Set problem | Reproduce the records below in full and without edits, omitting images.
** BEGIN Supplied entries **
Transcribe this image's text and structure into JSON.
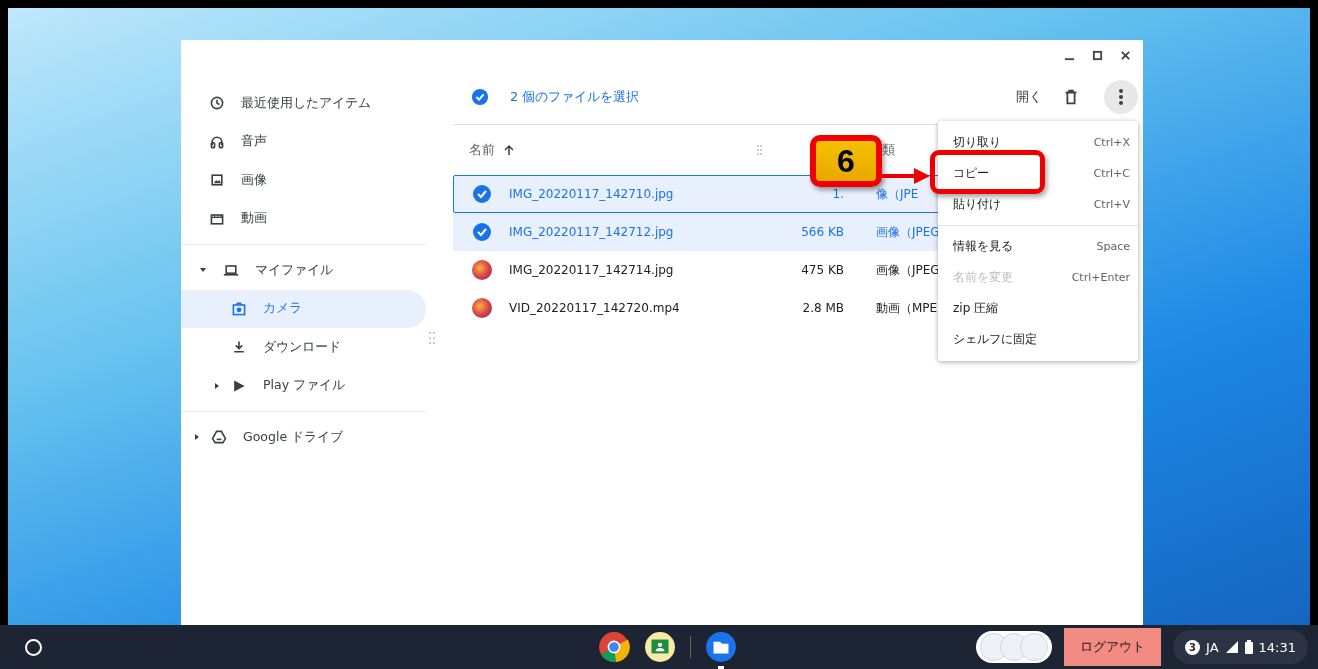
{
  "sidebar": {
    "items": [
      {
        "label": "最近使用したアイテム",
        "kind": "recent",
        "selected": false
      },
      {
        "label": "音声",
        "kind": "audio",
        "selected": false
      },
      {
        "label": "画像",
        "kind": "images",
        "selected": false
      },
      {
        "label": "動画",
        "kind": "videos",
        "selected": false
      }
    ],
    "tree": [
      {
        "label": "マイファイル",
        "kind": "computer",
        "expanded": true,
        "selected": false,
        "children": [
          {
            "label": "カメラ",
            "kind": "camera",
            "selected": true
          },
          {
            "label": "ダウンロード",
            "kind": "downloads",
            "selected": false
          },
          {
            "label": "Play ファイル",
            "kind": "play",
            "selected": false,
            "expanded": false
          }
        ]
      },
      {
        "label": "Google ドライブ",
        "kind": "drive",
        "expanded": false,
        "selected": false
      }
    ]
  },
  "toolbar": {
    "selection_text": "2 個のファイルを選択",
    "open_label": "開く"
  },
  "table": {
    "columns": [
      {
        "label": "名前"
      },
      {
        "label": "類"
      }
    ],
    "rows": [
      {
        "name": "IMG_20220117_142710.jpg",
        "size": "1.",
        "type": "像（JPE",
        "selected": true,
        "focused": true
      },
      {
        "name": "IMG_20220117_142712.jpg",
        "size": "566 KB",
        "type": "画像（JPEG",
        "selected": true,
        "focused": false
      },
      {
        "name": "IMG_20220117_142714.jpg",
        "size": "475 KB",
        "type": "画像（JPEG",
        "selected": false,
        "focused": false
      },
      {
        "name": "VID_20220117_142720.mp4",
        "size": "2.8 MB",
        "type": "動画（MPE",
        "selected": false,
        "focused": false
      }
    ]
  },
  "context_menu": [
    {
      "label": "切り取り",
      "shortcut": "Ctrl+X",
      "disabled": false,
      "divider_after": false
    },
    {
      "label": "コピー",
      "shortcut": "Ctrl+C",
      "disabled": false,
      "divider_after": false
    },
    {
      "label": "貼り付け",
      "shortcut": "Ctrl+V",
      "disabled": false,
      "divider_after": true
    },
    {
      "label": "情報を見る",
      "shortcut": "Space",
      "disabled": false,
      "divider_after": false
    },
    {
      "label": "名前を変更",
      "shortcut": "Ctrl+Enter",
      "disabled": true,
      "divider_after": false
    },
    {
      "label": "zip 圧縮",
      "disabled": false,
      "divider_after": false
    },
    {
      "label": "シェルフに固定",
      "disabled": false,
      "divider_after": false
    }
  ],
  "callout": {
    "number": "6"
  },
  "taskbar": {
    "logout_label": "ログアウト",
    "notification_count": "3",
    "ime": "JA",
    "time": "14:31"
  }
}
** END Supplied entries **
Exercise output |
Transcribe this image's text and structure into JSON.
{
  "sidebar": {
    "items": [
      {
        "label": "最近使用したアイテム",
        "kind": "recent",
        "selected": false
      },
      {
        "label": "音声",
        "kind": "audio",
        "selected": false
      },
      {
        "label": "画像",
        "kind": "images",
        "selected": false
      },
      {
        "label": "動画",
        "kind": "videos",
        "selected": false
      }
    ],
    "tree": [
      {
        "label": "マイファイル",
        "kind": "computer",
        "expanded": true,
        "selected": false,
        "children": [
          {
            "label": "カメラ",
            "kind": "camera",
            "selected": true
          },
          {
            "label": "ダウンロード",
            "kind": "downloads",
            "selected": false
          },
          {
            "label": "Play ファイル",
            "kind": "play",
            "selected": false,
            "expanded": false
          }
        ]
      },
      {
        "label": "Google ドライブ",
        "kind": "drive",
        "expanded": false,
        "selected": false
      }
    ]
  },
  "toolbar": {
    "selection_text": "2 個のファイルを選択",
    "open_label": "開く"
  },
  "table": {
    "columns": [
      {
        "label": "名前"
      },
      {
        "label": "類"
      }
    ],
    "rows": [
      {
        "name": "IMG_20220117_142710.jpg",
        "size": "1.",
        "type": "像（JPE",
        "selected": true,
        "focused": true
      },
      {
        "name": "IMG_20220117_142712.jpg",
        "size": "566 KB",
        "type": "画像（JPEG",
        "selected": true,
        "focused": false
      },
      {
        "name": "IMG_20220117_142714.jpg",
        "size": "475 KB",
        "type": "画像（JPEG",
        "selected": false,
        "focused": false
      },
      {
        "name": "VID_20220117_142720.mp4",
        "size": "2.8 MB",
        "type": "動画（MPE",
        "selected": false,
        "focused": false
      }
    ]
  },
  "context_menu": [
    {
      "label": "切り取り",
      "shortcut": "Ctrl+X",
      "disabled": false,
      "divider_after": false
    },
    {
      "label": "コピー",
      "shortcut": "Ctrl+C",
      "disabled": false,
      "divider_after": false
    },
    {
      "label": "貼り付け",
      "shortcut": "Ctrl+V",
      "disabled": false,
      "divider_after": true
    },
    {
      "label": "情報を見る",
      "shortcut": "Space",
      "disabled": false,
      "divider_after": false
    },
    {
      "label": "名前を変更",
      "shortcut": "Ctrl+Enter",
      "disabled": true,
      "divider_after": false
    },
    {
      "label": "zip 圧縮",
      "disabled": false,
      "divider_after": false
    },
    {
      "label": "シェルフに固定",
      "disabled": false,
      "divider_after": false
    }
  ],
  "callout": {
    "number": "6"
  },
  "taskbar": {
    "logout_label": "ログアウト",
    "notification_count": "3",
    "ime": "JA",
    "time": "14:31"
  }
}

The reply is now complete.